> [Problem]:
From the entries that follow, list every line in which the string "santimetre" appears.
-- begin --
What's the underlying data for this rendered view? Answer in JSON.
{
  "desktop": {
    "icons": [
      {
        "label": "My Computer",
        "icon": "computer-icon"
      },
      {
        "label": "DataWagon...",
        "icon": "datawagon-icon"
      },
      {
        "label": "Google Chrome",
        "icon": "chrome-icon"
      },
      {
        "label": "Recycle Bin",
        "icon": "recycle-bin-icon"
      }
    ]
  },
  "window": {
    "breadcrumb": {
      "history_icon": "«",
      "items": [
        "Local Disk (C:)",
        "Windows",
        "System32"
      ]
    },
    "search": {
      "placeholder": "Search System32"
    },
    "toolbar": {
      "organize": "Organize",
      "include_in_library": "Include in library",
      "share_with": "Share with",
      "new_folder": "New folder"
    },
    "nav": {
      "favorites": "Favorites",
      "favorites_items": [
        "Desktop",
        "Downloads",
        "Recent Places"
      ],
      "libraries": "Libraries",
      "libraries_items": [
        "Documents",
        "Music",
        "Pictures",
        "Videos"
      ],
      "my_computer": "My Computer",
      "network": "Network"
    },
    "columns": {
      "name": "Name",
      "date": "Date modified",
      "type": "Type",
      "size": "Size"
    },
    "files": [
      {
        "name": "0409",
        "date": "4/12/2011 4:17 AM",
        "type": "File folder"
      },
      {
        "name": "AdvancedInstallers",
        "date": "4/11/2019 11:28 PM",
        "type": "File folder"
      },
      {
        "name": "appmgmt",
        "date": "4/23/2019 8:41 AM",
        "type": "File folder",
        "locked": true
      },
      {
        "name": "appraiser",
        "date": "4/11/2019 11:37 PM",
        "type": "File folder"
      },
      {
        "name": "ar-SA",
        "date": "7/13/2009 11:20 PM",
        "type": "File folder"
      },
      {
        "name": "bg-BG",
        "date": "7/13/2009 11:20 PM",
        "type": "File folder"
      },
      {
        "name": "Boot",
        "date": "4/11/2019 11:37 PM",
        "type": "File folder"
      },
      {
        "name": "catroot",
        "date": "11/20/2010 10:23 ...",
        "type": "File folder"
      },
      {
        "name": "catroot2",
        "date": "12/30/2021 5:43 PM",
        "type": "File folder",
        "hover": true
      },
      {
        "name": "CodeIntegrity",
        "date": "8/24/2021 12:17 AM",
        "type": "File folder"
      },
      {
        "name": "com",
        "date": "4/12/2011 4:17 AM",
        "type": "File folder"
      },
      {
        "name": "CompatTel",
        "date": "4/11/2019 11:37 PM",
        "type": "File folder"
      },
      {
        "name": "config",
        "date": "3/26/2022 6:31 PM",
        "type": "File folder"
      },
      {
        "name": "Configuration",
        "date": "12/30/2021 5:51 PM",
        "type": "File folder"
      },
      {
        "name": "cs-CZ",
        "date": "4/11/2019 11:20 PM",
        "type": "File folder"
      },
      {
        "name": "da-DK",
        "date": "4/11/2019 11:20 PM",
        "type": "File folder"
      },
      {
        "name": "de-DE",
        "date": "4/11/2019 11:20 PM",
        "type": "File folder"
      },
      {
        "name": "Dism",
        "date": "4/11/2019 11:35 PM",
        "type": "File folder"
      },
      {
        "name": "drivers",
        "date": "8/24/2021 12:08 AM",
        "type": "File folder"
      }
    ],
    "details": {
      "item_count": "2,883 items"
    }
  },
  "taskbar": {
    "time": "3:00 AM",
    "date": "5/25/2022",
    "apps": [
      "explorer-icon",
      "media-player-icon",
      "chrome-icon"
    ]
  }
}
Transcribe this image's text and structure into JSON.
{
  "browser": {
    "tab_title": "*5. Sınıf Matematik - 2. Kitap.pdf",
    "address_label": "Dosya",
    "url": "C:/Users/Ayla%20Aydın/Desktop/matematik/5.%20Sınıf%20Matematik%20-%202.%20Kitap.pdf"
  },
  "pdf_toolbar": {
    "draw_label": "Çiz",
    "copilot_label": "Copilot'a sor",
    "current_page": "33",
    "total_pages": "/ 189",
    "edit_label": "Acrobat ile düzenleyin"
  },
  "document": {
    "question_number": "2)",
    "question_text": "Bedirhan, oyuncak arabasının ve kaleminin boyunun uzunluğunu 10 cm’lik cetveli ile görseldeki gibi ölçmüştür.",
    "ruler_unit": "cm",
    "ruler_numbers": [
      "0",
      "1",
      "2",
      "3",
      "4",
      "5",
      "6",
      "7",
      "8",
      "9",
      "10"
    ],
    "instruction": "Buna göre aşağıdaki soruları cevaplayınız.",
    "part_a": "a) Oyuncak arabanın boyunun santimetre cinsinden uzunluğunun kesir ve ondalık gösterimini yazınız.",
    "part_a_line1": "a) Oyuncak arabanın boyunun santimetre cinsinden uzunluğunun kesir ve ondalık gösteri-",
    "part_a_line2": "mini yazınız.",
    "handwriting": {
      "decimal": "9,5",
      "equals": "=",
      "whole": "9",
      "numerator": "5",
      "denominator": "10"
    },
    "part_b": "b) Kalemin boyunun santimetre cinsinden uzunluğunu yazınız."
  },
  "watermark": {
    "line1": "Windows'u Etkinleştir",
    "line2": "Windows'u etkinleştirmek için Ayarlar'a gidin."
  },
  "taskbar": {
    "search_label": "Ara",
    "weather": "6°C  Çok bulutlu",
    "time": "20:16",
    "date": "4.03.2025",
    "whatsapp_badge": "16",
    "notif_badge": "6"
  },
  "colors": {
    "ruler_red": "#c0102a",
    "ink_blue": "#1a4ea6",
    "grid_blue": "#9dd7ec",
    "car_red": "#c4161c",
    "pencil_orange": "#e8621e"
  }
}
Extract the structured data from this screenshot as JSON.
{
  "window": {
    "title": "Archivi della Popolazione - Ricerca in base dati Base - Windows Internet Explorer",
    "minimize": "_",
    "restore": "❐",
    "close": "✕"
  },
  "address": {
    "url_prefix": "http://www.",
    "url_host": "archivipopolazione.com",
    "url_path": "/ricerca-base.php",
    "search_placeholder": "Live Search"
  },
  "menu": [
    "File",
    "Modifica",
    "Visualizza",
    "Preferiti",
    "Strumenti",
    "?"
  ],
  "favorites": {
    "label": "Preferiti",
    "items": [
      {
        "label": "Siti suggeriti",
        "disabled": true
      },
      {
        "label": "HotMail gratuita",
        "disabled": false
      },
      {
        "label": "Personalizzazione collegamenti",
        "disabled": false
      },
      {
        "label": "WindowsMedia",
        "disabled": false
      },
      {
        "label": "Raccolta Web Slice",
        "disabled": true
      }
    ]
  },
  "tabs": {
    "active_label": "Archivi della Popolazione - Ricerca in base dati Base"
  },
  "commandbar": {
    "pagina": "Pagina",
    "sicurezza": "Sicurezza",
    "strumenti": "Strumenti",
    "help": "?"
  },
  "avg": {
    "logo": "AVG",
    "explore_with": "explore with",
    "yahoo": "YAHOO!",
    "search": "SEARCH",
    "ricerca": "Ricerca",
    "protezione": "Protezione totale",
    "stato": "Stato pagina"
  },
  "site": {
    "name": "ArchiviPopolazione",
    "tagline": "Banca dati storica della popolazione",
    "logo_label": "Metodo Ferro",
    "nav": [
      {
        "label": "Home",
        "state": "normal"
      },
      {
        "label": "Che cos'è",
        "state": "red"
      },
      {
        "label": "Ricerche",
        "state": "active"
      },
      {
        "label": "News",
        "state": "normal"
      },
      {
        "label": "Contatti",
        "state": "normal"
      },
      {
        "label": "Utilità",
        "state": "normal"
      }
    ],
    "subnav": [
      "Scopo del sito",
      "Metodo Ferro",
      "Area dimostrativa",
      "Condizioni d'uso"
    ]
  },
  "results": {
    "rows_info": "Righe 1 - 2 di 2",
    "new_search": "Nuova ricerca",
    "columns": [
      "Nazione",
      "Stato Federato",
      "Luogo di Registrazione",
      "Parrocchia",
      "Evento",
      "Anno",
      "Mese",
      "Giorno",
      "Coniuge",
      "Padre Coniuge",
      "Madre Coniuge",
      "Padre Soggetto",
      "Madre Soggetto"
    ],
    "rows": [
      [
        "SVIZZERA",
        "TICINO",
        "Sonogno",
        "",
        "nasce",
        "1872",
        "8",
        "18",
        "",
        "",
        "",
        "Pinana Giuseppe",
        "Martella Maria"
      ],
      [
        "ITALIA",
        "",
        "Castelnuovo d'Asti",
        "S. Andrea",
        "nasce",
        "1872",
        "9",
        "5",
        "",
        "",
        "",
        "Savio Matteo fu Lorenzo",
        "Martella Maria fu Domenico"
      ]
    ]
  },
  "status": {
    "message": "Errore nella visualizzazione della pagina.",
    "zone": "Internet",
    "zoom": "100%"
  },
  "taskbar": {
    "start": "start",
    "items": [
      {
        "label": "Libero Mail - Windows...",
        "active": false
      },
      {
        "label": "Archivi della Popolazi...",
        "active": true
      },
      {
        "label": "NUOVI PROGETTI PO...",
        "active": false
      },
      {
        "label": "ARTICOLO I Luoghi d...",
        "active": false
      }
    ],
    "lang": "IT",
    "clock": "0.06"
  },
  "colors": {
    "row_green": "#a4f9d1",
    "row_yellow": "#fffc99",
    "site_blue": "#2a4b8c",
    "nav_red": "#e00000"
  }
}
-- end --
> [Exercise answer]:
    "part_a": "a) Oyuncak arabanın boyunun santimetre cinsinden uzunluğunun kesir ve ondalık gösterimini yazınız.",
    "part_a_line1": "a) Oyuncak arabanın boyunun santimetre cinsinden uzunluğunun kesir ve ondalık gösteri-",
    "part_b": "b) Kalemin boyunun santimetre cinsinden uzunluğunu yazınız."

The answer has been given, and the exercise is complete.